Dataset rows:
□ □ □ □ □ □ □
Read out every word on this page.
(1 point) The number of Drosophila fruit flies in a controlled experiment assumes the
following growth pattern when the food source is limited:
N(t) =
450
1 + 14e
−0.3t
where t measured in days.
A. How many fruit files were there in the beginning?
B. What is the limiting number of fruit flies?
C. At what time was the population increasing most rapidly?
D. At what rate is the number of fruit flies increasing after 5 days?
□ □ □ □ □ □ □
**TASK TO COMPLETE**
Extract the complete listing verbatim.

**WRITTEN SOLUTION**
Read out every word on this page.
(1 point) The number of Drosophila fruit flies in a controlled experiment assumes the
following growth pattern when the food source is limited:
N(t) =
450
1 + 14e
−0.3t
where t measured in days.
A. How many fruit files were there in the beginning?
B. What is the limiting number of fruit flies?
C. At what time was the population increasing most rapidly?
D. At what rate is the number of fruit flies increasing after 5 days?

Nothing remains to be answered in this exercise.